## Written task
Reproduce all entries word for word.

══ Records for the exercise

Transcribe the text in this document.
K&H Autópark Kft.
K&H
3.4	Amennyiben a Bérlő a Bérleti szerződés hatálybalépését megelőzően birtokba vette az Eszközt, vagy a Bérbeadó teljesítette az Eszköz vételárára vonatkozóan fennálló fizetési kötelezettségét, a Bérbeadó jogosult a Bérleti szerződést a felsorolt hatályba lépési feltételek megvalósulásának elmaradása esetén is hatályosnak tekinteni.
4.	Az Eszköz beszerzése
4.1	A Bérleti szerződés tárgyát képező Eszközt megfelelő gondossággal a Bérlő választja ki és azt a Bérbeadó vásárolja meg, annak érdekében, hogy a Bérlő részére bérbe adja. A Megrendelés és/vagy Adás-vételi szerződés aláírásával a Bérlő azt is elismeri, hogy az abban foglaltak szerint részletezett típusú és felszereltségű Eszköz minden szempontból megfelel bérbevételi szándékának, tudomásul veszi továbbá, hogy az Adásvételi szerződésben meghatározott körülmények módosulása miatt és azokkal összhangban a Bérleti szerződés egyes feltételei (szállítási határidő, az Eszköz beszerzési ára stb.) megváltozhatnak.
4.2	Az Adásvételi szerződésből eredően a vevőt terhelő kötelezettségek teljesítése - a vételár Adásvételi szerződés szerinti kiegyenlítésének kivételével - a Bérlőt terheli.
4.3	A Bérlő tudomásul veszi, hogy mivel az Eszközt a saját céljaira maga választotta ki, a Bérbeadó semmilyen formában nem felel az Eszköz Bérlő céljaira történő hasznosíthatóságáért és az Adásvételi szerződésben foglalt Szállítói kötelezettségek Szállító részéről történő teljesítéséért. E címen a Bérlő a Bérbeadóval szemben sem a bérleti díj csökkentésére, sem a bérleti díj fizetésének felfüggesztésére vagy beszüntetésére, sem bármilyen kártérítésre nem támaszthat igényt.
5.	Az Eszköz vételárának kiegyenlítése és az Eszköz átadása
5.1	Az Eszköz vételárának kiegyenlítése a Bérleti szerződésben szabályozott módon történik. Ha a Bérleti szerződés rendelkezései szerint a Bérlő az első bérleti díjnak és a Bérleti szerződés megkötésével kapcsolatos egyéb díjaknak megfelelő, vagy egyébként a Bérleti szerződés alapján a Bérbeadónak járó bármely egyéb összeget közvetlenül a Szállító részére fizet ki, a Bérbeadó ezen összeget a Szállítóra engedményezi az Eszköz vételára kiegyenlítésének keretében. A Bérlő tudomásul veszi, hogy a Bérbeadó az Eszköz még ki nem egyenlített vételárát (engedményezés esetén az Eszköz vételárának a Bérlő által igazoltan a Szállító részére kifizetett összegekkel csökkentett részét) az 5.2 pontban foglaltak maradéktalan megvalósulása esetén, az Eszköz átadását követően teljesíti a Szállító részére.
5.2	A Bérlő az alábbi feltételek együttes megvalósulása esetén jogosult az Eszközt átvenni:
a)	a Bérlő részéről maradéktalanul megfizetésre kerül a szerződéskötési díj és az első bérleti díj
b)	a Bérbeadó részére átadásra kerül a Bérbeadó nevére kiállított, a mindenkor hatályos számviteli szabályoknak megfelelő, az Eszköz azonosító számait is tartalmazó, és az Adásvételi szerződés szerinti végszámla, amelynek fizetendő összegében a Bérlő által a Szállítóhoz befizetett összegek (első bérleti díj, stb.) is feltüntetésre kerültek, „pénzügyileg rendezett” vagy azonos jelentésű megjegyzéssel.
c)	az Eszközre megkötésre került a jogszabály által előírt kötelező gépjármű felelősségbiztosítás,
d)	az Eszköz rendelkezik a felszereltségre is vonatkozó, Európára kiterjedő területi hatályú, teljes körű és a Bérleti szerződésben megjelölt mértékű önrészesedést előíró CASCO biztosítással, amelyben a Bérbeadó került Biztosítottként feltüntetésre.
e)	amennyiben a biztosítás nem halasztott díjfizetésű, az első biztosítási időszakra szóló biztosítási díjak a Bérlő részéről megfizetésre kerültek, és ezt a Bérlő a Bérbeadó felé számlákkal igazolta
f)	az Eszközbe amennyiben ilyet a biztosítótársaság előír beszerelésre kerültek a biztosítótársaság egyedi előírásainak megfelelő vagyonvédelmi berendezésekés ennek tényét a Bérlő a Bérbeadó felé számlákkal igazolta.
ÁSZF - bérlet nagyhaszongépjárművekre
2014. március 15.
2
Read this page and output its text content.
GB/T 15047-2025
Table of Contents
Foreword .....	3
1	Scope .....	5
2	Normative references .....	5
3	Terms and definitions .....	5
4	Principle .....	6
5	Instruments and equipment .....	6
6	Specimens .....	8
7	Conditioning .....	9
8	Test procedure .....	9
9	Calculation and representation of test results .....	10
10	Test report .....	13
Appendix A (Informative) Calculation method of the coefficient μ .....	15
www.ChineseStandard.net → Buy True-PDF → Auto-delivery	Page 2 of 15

════

## Solution
Transcribe the text in this document.
K&H Autópark Kft.
K&H
3.4	Amennyiben a Bérlő a Bérleti szerződés hatálybalépését megelőzően birtokba vette az Eszközt, vagy a Bérbeadó teljesítette az Eszköz vételárára vonatkozóan fennálló fizetési kötelezettségét, a Bérbeadó jogosult a Bérleti szerződést a felsorolt hatályba lépési feltételek megvalósulásának elmaradása esetén is hatályosnak tekinteni.
4.	Az Eszköz beszerzése
4.1	A Bérleti szerződés tárgyát képező Eszközt megfelelő gondossággal a Bérlő választja ki és azt a Bérbeadó vásárolja meg, annak érdekében, hogy a Bérlő részére bérbe adja. A Megrendelés és/vagy Adás-vételi szerződés aláírásával a Bérlő azt is elismeri, hogy az abban foglaltak szerint részletezett típusú és felszereltségű Eszköz minden szempontból megfelel bérbevételi szándékának, tudomásul veszi továbbá, hogy az Adásvételi szerződésben meghatározott körülmények módosulása miatt és azokkal összhangban a Bérleti szerződés egyes feltételei (szállítási határidő, az Eszköz beszerzési ára stb.) megváltozhatnak.
4.2	Az Adásvételi szerződésből eredően a vevőt terhelő kötelezettségek teljesítése - a vételár Adásvételi szerződés szerinti kiegyenlítésének kivételével - a Bérlőt terheli.
4.3	A Bérlő tudomásul veszi, hogy mivel az Eszközt a saját céljaira maga választotta ki, a Bérbeadó semmilyen formában nem felel az Eszköz Bérlő céljaira történő hasznosíthatóságáért és az Adásvételi szerződésben foglalt Szállítói kötelezettségek Szállító részéről történő teljesítéséért. E címen a Bérlő a Bérbeadóval szemben sem a bérleti díj csökkentésére, sem a bérleti díj fizetésének felfüggesztésére vagy beszüntetésére, sem bármilyen kártérítésre nem támaszthat igényt.
5.	Az Eszköz vételárának kiegyenlítése és az Eszköz átadása
5.1	Az Eszköz vételárának kiegyenlítése a Bérleti szerződésben szabályozott módon történik. Ha a Bérleti szerződés rendelkezései szerint a Bérlő az első bérleti díjnak és a Bérleti szerződés megkötésével kapcsolatos egyéb díjaknak megfelelő, vagy egyébként a Bérleti szerződés alapján a Bérbeadónak járó bármely egyéb összeget közvetlenül a Szállító részére fizet ki, a Bérbeadó ezen összeget a Szállítóra engedményezi az Eszköz vételára kiegyenlítésének keretében. A Bérlő tudomásul veszi, hogy a Bérbeadó az Eszköz még ki nem egyenlített vételárát (engedményezés esetén az Eszköz vételárának a Bérlő által igazoltan a Szállító részére kifizetett összegekkel csökkentett részét) az 5.2 pontban foglaltak maradéktalan megvalósulása esetén, az Eszköz átadását követően teljesíti a Szállító részére.
5.2	A Bérlő az alábbi feltételek együttes megvalósulása esetén jogosult az Eszközt átvenni:
a)	a Bérlő részéről maradéktalanul megfizetésre kerül a szerződéskötési díj és az első bérleti díj
b)	a Bérbeadó részére átadásra kerül a Bérbeadó nevére kiállított, a mindenkor hatályos számviteli szabályoknak megfelelő, az Eszköz azonosító számait is tartalmazó, és az Adásvételi szerződés szerinti végszámla, amelynek fizetendő összegében a Bérlő által a Szállítóhoz befizetett összegek (első bérleti díj, stb.) is feltüntetésre kerültek, „pénzügyileg rendezett” vagy azonos jelentésű megjegyzéssel.
c)	az Eszközre megkötésre került a jogszabály által előírt kötelező gépjármű felelősségbiztosítás,
d)	az Eszköz rendelkezik a felszereltségre is vonatkozó, Európára kiterjedő területi hatályú, teljes körű és a Bérleti szerződésben megjelölt mértékű önrészesedést előíró CASCO biztosítással, amelyben a Bérbeadó került Biztosítottként feltüntetésre.
e)	amennyiben a biztosítás nem halasztott díjfizetésű, az első biztosítási időszakra szóló biztosítási díjak a Bérlő részéről megfizetésre kerültek, és ezt a Bérlő a Bérbeadó felé számlákkal igazolta
f)	az Eszközbe amennyiben ilyet a biztosítótársaság előír beszerelésre kerültek a biztosítótársaság egyedi előírásainak megfelelő vagyonvédelmi berendezésekés ennek tényét a Bérlő a Bérbeadó felé számlákkal igazolta.
ÁSZF - bérlet nagyhaszongépjárművekre
2014. március 15.
2
Read this page and output its text content.
GB/T 15047-2025
Table of Contents
Foreword .....	3
1	Scope .....	5
2	Normative references .....	5
3	Terms and definitions .....	5
4	Principle .....	6
5	Instruments and equipment .....	6
6	Specimens .....	8
7	Conditioning .....	9
8	Test procedure .....	9
9	Calculation and representation of test results .....	10
10	Test report .....	13
Appendix A (Informative) Calculation method of the coefficient μ .....	15
www.ChineseStandard.net → Buy True-PDF → Auto-delivery	Page 2 of 15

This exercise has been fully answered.